▸ Given problem
Go through the entries and transcribe each one exactly, dropping the pictures.

▸ Items
-- begin --
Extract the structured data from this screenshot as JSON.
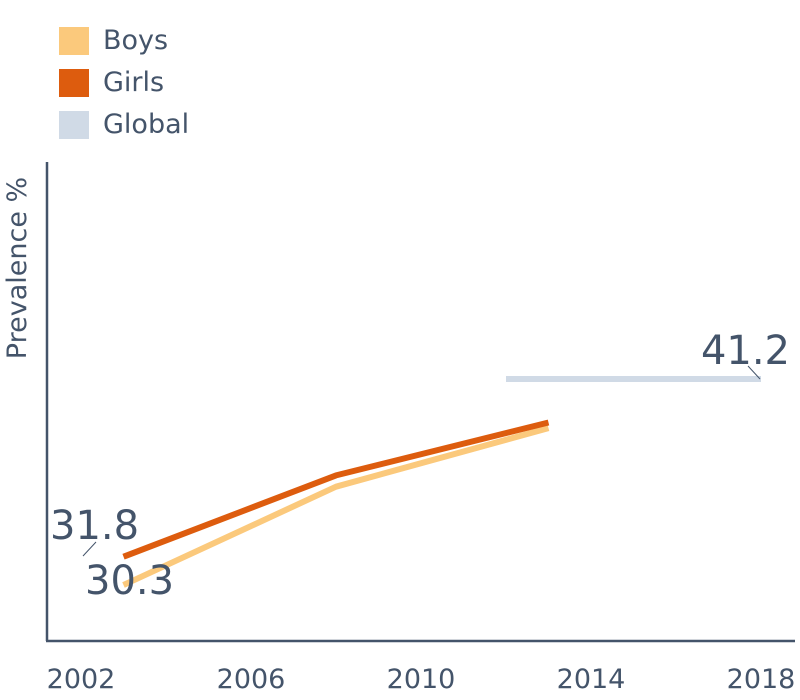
{
  "chart_data": {
    "type": "line",
    "ylabel": "Prevalence %",
    "x_ticks": [
      "2002",
      "2006",
      "2010",
      "2014",
      "2018"
    ],
    "xlim": [
      2002,
      2019
    ],
    "ylim": [
      22,
      51
    ],
    "legend_position": "top-left",
    "series": [
      {
        "name": "Boys",
        "color": "#fbc97c",
        "x": [
          2003,
          2008,
          2013
        ],
        "y": [
          30.3,
          35.5,
          38.6
        ]
      },
      {
        "name": "Girls",
        "color": "#dd5c0e",
        "x": [
          2003,
          2008,
          2013
        ],
        "y": [
          31.8,
          36.1,
          38.9
        ]
      },
      {
        "name": "Global",
        "color": "#d0dae6",
        "x": [
          2013,
          2018
        ],
        "y": [
          41.2,
          41.2
        ]
      }
    ],
    "annotations": [
      {
        "text": "31.8",
        "series": "Girls"
      },
      {
        "text": "30.3",
        "series": "Boys"
      },
      {
        "text": "41.2",
        "series": "Global"
      }
    ]
  }
}
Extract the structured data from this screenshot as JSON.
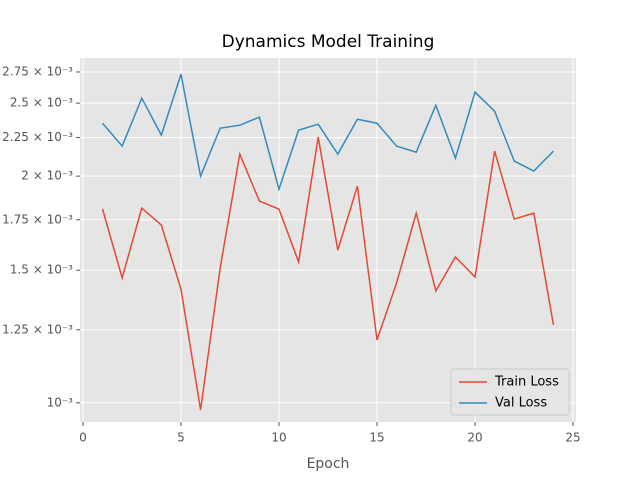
-- end --
▸ The solution
Extract the structured data from this screenshot as JSON.
{
  "chart_data": {
    "type": "line",
    "ylabel": "Prevalence %",
    "x_ticks": [
      "2002",
      "2006",
      "2010",
      "2014",
      "2018"
    ],
    "xlim": [
      2002,
      2019
    ],
    "ylim": [
      22,
      51
    ],
    "legend_position": "top-left",
    "series": [
      {
        "name": "Boys",
        "color": "#fbc97c",
        "x": [
          2003,
          2008,
          2013
        ],
        "y": [
          30.3,
          35.5,
          38.6
        ]
      },
      {
        "name": "Girls",
        "color": "#dd5c0e",
        "x": [
          2003,
          2008,
          2013
        ],
        "y": [
          31.8,
          36.1,
          38.9
        ]
      },
      {
        "name": "Global",
        "color": "#d0dae6",
        "x": [
          2013,
          2018
        ],
        "y": [
          41.2,
          41.2
        ]
      }
    ],
    "annotations": [
      {
        "text": "31.8",
        "series": "Girls"
      },
      {
        "text": "30.3",
        "series": "Boys"
      },
      {
        "text": "41.2",
        "series": "Global"
      }
    ]
  }
}
Extract the structured data from this screenshot as JSON.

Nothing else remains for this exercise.